-------- VORLIEGENDER TEXT --------
Blindheit hat viele Gesichter – Predigt zum 4. Sonntag in der Fastenzeit

Das Evangelium zeigt uns: Blindheit hat viele Gesichter.

Der Mann ist blind. Aber seine Blindheit ist körperlich. Er kann nichts dafür.

Die Pharisäer dagegen sehen. Ihre Augen funktionieren. Und doch bleiben sie blind.

Man kann Augen haben und trotzdem nichts sehen.

Der Mann im Evangelium ist von Geburt an blind. Seine Blindheit ist keine Strafe Gottes. Jesus weist diese Vorstellung ausdrücklich zurück. Aber diese Blindheit hat nicht dazu geführt, dass er sein Herz verschlossen hat. Der Mann begegnet Jesus ohne Vorurteile.
Er nimmt ernst, was mit ihm geschieht.
Und Schritt für Schritt wächst sein Glaube.
Am Anfang sagt er nur: „Da ist ein Mensch namens Jesus.“
Später sagt er: „Er ist ein Prophet.“
Und am Ende fällt er vor Jesus nieder und sagt: „Herr, ich glaube.“

Seine Geschichte zeigt:
Die Augen können blind sein und das Herz kann trotzdem sehen.

Ganz anders ist es bei den Pharisäern.
Sie sehen das Wunder. Sie sehen den geheilten Mann.
Und doch erkennen sie nicht, was geschieht.

Warum?
Weil ihre Blindheit eine andere ist.
Es ist die Blindheit der Vorurteile. Sie wissen schon vorher, was nicht sein darf.
--------
**ÜBUNG 1**
Beantworte die Fragen zur Predigt jeweils kurz.
(a) Seit wann ist der Mann im Evangelium blind?
(b) Was sagt der Mann am Anfang über Jesus?
(c) Welche Blindheit haben die Pharisäer laut der Predigt?
**ÜBUNG 2**
Gib den Abschnitt der Predigt von „Am Anfang sagt“ bis „kann trotzdem sehen.“ unverändert aus.
Für die Arbeit mit der Predigt spielen die Zeilen keine Rolle.
-------- EINGABEDATEN --------
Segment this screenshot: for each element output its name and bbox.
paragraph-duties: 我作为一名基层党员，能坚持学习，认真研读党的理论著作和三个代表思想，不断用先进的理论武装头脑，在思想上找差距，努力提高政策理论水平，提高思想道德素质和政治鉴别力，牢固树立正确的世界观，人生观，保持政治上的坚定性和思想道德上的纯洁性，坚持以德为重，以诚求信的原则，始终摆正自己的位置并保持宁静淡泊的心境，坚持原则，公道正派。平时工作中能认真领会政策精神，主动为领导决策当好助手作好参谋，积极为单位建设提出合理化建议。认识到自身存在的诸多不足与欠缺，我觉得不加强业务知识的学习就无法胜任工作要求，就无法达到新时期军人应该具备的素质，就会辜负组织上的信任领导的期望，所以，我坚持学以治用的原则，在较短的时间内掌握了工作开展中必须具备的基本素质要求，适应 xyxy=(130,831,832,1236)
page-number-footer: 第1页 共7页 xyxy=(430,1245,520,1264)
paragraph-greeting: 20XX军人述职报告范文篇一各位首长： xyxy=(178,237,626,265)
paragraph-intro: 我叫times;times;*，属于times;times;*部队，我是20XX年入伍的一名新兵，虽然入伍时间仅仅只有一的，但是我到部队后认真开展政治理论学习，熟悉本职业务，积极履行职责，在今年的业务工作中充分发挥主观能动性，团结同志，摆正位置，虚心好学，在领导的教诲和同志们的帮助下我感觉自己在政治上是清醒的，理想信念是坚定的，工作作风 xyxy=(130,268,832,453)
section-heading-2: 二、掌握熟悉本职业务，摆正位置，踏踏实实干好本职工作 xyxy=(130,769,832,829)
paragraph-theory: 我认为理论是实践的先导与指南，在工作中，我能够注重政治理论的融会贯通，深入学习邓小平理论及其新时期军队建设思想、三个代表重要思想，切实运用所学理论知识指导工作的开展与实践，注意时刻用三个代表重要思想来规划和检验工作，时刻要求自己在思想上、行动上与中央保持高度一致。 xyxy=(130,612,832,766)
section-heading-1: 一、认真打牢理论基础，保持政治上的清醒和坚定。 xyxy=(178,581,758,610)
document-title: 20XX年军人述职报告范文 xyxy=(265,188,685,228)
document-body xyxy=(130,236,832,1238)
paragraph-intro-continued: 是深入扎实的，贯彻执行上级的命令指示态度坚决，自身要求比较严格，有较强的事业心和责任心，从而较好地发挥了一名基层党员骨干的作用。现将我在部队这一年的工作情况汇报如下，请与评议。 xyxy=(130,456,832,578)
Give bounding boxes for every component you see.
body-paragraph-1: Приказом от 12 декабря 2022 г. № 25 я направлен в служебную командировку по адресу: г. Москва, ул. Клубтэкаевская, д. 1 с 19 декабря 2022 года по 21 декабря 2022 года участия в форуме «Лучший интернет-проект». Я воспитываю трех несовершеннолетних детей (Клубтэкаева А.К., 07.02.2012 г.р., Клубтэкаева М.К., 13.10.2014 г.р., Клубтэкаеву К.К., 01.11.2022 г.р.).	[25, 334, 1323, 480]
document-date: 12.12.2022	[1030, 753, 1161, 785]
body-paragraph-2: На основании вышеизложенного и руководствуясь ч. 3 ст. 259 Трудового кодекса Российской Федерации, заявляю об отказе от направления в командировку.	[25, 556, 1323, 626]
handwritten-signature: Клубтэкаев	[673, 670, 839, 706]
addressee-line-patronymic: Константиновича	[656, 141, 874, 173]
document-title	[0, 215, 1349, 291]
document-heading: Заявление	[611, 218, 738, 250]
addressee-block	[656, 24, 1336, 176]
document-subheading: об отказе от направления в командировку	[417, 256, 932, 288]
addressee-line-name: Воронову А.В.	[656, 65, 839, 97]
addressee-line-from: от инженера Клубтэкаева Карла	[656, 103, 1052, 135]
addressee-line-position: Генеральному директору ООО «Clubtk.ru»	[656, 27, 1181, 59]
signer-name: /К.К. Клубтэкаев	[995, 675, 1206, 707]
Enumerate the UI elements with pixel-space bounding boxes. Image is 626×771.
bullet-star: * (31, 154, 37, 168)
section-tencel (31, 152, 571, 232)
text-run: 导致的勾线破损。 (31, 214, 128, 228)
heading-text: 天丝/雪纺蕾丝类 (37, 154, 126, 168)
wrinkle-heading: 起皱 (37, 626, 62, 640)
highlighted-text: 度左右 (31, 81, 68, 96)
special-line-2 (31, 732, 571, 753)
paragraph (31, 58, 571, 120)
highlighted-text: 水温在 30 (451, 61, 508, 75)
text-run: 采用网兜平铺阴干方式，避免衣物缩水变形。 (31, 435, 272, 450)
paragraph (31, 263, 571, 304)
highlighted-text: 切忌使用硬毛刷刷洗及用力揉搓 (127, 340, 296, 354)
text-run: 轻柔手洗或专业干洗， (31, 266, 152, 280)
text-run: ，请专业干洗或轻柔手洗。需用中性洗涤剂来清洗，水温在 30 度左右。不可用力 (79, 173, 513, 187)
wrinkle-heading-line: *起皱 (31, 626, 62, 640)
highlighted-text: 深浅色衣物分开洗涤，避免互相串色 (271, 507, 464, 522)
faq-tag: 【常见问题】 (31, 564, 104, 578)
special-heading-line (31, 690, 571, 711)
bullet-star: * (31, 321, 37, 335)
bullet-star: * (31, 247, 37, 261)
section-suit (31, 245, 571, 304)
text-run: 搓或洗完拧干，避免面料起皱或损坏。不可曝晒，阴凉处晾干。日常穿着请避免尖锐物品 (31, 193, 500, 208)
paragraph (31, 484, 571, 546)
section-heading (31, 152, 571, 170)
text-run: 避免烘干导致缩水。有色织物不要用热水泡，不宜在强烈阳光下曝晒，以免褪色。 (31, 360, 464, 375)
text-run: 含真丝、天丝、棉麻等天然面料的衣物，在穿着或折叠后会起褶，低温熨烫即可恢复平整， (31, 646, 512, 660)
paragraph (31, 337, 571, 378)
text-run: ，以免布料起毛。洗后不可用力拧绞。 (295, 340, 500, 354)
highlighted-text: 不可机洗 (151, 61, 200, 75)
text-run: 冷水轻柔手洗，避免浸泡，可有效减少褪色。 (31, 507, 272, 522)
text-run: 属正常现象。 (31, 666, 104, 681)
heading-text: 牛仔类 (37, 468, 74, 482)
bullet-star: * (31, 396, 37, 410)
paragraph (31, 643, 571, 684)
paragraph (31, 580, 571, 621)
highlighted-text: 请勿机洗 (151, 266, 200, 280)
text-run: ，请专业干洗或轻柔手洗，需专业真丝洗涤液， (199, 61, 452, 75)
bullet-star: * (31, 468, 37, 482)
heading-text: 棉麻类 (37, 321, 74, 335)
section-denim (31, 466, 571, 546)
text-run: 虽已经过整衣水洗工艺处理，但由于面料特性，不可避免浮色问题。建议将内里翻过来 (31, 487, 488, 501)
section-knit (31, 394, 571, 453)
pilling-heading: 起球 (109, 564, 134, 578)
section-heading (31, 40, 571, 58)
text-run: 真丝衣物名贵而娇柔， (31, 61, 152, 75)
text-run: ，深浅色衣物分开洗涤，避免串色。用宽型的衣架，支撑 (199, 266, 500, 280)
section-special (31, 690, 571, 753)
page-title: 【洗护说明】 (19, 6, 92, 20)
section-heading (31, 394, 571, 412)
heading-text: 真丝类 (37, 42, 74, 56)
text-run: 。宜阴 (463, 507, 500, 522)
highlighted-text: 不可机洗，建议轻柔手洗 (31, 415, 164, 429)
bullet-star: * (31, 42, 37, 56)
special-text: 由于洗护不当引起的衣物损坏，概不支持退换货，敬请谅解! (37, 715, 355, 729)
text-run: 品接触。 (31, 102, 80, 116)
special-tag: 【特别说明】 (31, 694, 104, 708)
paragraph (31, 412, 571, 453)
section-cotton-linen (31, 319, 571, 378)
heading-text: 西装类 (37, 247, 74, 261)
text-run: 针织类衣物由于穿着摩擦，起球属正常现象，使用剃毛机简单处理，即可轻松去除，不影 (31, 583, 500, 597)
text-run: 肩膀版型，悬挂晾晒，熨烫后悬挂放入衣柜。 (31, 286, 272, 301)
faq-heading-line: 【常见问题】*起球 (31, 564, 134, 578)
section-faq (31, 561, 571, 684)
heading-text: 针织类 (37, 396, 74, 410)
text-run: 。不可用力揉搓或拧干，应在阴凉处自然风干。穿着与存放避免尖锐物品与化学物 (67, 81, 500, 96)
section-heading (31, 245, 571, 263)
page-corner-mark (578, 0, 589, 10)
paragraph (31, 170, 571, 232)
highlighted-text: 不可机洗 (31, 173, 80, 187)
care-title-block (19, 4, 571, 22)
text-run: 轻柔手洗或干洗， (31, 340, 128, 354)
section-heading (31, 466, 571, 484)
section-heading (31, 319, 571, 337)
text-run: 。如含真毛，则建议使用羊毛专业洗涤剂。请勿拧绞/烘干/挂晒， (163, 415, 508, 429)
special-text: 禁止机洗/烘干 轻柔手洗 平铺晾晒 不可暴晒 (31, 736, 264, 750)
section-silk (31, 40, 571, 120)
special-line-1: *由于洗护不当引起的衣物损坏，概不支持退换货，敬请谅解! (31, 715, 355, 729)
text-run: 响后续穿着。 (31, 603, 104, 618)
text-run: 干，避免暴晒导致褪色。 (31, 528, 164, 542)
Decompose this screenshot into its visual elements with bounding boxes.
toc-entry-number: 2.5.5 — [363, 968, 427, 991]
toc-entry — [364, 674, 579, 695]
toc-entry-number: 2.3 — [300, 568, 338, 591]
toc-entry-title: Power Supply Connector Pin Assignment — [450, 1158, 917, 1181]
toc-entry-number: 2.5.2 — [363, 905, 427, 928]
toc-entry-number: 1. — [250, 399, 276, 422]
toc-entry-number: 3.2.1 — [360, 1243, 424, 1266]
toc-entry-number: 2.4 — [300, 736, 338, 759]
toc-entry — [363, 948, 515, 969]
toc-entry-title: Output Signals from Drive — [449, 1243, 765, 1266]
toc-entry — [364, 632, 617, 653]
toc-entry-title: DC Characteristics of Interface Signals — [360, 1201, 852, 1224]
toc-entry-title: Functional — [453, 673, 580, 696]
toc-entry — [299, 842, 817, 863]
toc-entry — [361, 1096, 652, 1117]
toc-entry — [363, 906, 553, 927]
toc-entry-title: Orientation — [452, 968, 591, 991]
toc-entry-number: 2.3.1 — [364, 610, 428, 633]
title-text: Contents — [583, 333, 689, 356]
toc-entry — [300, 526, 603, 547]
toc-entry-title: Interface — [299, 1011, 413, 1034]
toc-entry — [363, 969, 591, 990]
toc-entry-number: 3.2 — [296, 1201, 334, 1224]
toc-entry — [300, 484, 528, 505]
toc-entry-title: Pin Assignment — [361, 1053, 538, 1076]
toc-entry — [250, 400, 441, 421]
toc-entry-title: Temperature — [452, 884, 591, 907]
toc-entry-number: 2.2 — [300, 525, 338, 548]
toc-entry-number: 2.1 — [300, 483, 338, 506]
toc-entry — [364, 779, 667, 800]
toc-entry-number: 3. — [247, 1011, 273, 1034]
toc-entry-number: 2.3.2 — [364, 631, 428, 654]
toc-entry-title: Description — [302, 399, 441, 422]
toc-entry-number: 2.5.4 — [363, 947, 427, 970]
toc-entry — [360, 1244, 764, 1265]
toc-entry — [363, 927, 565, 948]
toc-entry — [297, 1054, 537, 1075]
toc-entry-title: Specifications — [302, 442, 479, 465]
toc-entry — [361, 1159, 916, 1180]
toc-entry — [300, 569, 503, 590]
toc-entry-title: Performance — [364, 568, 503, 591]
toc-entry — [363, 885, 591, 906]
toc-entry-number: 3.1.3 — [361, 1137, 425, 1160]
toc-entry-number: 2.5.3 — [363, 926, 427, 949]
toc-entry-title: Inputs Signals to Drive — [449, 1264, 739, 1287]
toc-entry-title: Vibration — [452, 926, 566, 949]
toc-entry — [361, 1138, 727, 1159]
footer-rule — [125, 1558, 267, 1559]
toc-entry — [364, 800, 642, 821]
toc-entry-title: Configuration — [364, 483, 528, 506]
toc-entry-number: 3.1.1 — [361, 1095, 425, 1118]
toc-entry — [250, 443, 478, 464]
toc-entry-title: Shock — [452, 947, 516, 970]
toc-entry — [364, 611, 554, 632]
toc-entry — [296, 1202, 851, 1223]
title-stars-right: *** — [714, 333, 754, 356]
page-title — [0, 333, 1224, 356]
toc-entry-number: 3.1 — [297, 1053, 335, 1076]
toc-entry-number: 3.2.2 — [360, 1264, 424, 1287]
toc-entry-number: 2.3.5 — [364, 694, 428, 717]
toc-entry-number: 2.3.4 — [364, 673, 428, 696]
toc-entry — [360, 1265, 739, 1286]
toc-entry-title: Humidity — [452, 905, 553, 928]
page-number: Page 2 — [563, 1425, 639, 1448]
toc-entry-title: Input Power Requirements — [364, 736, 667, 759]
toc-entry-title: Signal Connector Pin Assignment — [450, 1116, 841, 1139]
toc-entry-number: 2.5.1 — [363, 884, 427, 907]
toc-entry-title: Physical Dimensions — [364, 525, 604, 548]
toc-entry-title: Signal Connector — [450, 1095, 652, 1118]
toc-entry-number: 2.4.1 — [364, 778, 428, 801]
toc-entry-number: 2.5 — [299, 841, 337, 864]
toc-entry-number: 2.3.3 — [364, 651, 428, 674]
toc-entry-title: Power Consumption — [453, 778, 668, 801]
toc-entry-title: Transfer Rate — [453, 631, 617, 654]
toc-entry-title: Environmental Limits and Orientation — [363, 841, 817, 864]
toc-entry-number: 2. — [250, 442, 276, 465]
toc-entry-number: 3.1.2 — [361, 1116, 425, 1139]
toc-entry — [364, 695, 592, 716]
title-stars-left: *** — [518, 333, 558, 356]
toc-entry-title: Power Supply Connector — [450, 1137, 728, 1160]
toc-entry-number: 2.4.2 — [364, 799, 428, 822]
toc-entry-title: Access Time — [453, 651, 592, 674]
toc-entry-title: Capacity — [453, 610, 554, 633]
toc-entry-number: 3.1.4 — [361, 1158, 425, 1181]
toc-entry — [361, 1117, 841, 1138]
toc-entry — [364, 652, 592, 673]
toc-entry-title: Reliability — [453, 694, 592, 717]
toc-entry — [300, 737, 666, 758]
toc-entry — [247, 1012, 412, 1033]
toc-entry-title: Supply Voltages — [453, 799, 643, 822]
--------
**LÖSUNG 1**
(a) Von Geburt an.
(b) „Da ist ein Mensch namens Jesus.“
(c) Die Blindheit der Vorurteile.

**LÖSUNG 2**
Am Anfang sagt er nur: „Da ist ein Mensch namens Jesus.“
Später sagt er: „Er ist ein Prophet.“
Und am Ende fällt er vor Jesus nieder und sagt: „Herr, ich glaube.“

Seine Geschichte zeigt:
Die Augen können blind sein und das Herz kann trotzdem sehen.